begin

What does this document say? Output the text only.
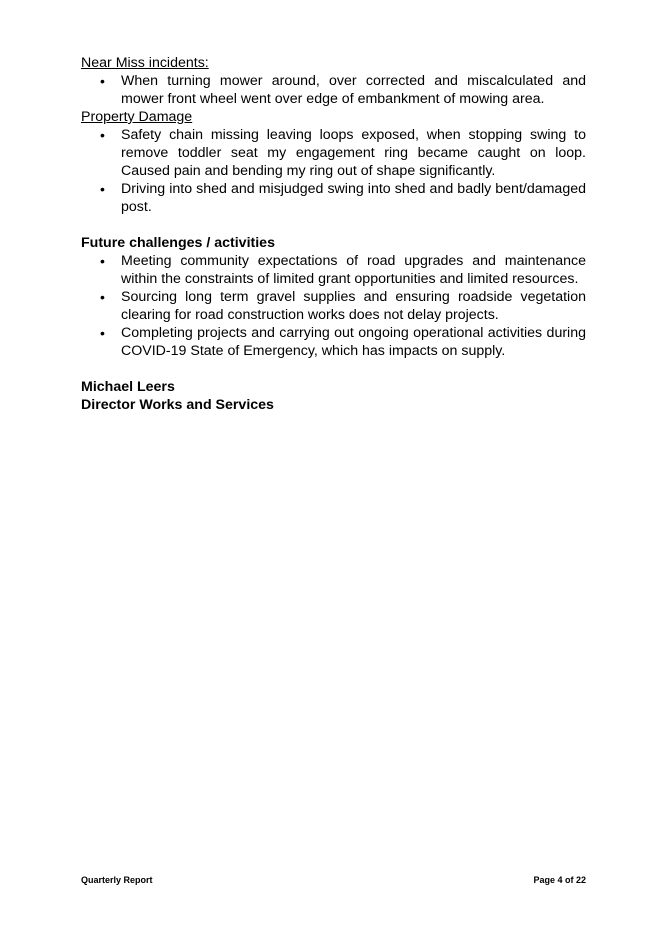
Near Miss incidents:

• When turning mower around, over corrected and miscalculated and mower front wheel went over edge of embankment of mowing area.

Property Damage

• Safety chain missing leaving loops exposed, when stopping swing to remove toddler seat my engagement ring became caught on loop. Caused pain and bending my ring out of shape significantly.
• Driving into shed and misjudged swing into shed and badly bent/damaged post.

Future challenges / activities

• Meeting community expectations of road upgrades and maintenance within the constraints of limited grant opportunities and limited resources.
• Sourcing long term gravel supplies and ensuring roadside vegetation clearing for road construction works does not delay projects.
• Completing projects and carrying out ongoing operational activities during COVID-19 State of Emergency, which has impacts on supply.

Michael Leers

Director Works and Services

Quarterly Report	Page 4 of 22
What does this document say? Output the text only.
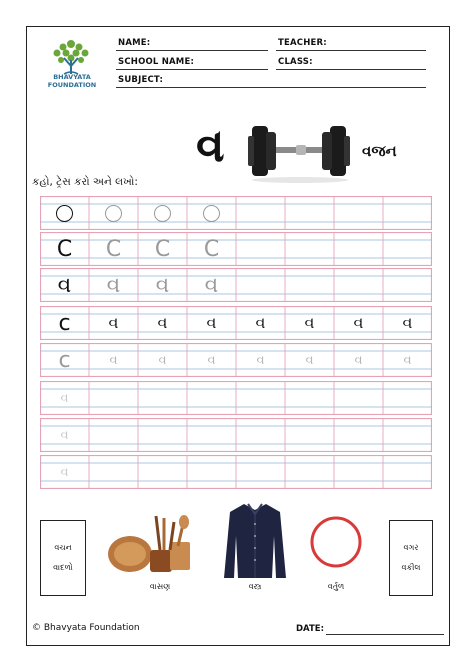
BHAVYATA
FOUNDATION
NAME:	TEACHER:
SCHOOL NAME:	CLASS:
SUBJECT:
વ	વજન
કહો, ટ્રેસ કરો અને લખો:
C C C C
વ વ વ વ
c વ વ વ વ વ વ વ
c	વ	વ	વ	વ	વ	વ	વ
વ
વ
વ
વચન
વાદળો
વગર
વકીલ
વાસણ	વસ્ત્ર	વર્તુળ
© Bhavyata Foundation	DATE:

end

_Short exercise_. Pull out each line of the entries that contains "road".

_Reply_.
• Meeting community expectations of road upgrades and maintenance within the constraints of limited grant opportunities and limited resources.
• Sourcing long term gravel supplies and ensuring roadside vegetation clearing for road construction works does not delay projects.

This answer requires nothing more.